>>>>>

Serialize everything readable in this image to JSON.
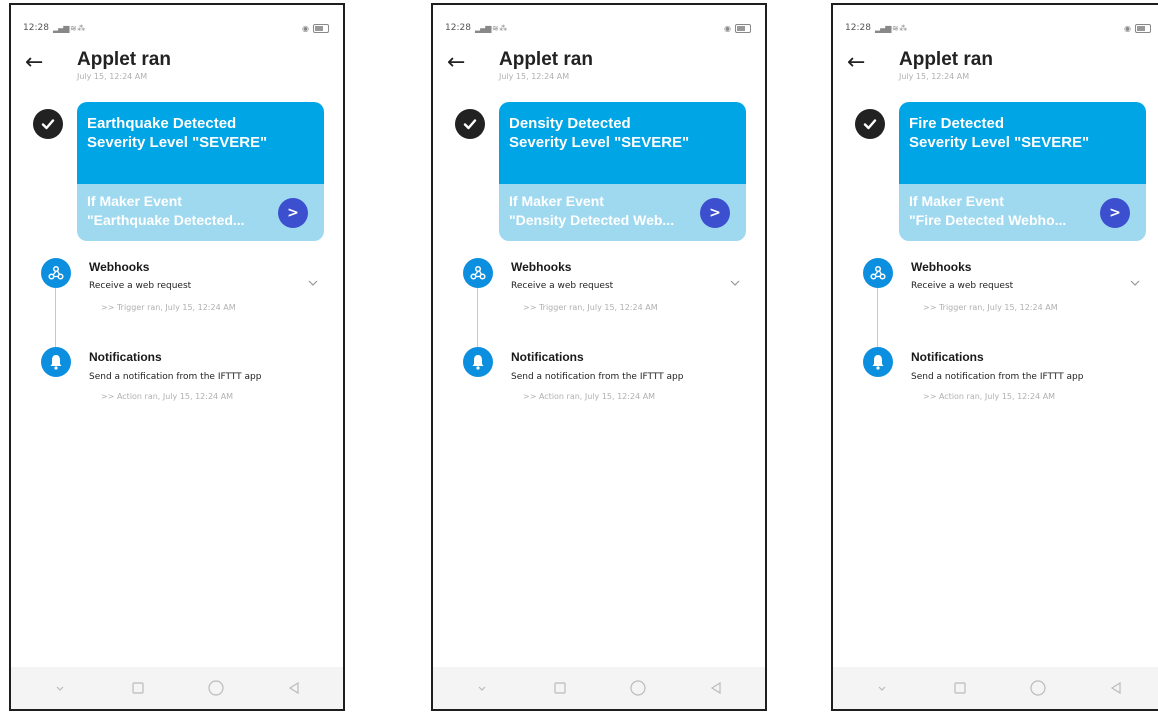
{
  "screens": [
    {
      "status": {
        "time": "12:28"
      },
      "header": {
        "title": "Applet ran",
        "subtitle": "July 15, 12:24 AM"
      },
      "card": {
        "line1": "Earthquake Detected",
        "line2": "Severity Level \"SEVERE\"",
        "event_line1": "If Maker Event",
        "event_line2": "\"Earthquake Detected...",
        "arrow": ">"
      },
      "trigger": {
        "title": "Webhooks",
        "desc": "Receive a web request",
        "ran": ">> Trigger ran, July 15, 12:24 AM"
      },
      "action": {
        "title": "Notifications",
        "desc": "Send a notification from the IFTTT app",
        "ran": ">> Action ran, July 15, 12:24 AM"
      }
    },
    {
      "status": {
        "time": "12:28"
      },
      "header": {
        "title": "Applet ran",
        "subtitle": "July 15, 12:24 AM"
      },
      "card": {
        "line1": "Density Detected",
        "line2": "Severity Level \"SEVERE\"",
        "event_line1": "If Maker Event",
        "event_line2": "\"Density Detected Web...",
        "arrow": ">"
      },
      "trigger": {
        "title": "Webhooks",
        "desc": "Receive a web request",
        "ran": ">> Trigger ran, July 15, 12:24 AM"
      },
      "action": {
        "title": "Notifications",
        "desc": "Send a notification from the IFTTT app",
        "ran": ">> Action ran, July 15, 12:24 AM"
      }
    },
    {
      "status": {
        "time": "12:28"
      },
      "header": {
        "title": "Applet ran",
        "subtitle": "July 15, 12:24 AM"
      },
      "card": {
        "line1": "Fire Detected",
        "line2": "Severity Level \"SEVERE\"",
        "event_line1": "If Maker Event",
        "event_line2": "\"Fire Detected Webho...",
        "arrow": ">"
      },
      "trigger": {
        "title": "Webhooks",
        "desc": "Receive a web request",
        "ran": ">> Trigger ran, July 15, 12:24 AM"
      },
      "action": {
        "title": "Notifications",
        "desc": "Send a notification from the IFTTT app",
        "ran": ">> Action ran, July 15, 12:24 AM"
      }
    }
  ],
  "colors": {
    "card_top": "#00a5e6",
    "card_bottom": "#9fd9ef",
    "arrow_button": "#3b4fcf",
    "step_icon": "#0d8fe0"
  },
  "icons": {
    "back": "arrow-left-icon",
    "check": "check-circle-icon",
    "webhooks": "webhooks-icon",
    "notifications": "bell-icon",
    "expand": "chevron-down-icon",
    "nav": [
      "nav-down-icon",
      "nav-recents-icon",
      "nav-home-icon",
      "nav-back-icon"
    ]
  }
}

<<<<<

■ **Goal of the exercise**
Identify and copy lines that hold the string "Density".

■ **Solution to this task**
        "line1": "Density Detected",
        "event_line2": "\"Density Detected Web...",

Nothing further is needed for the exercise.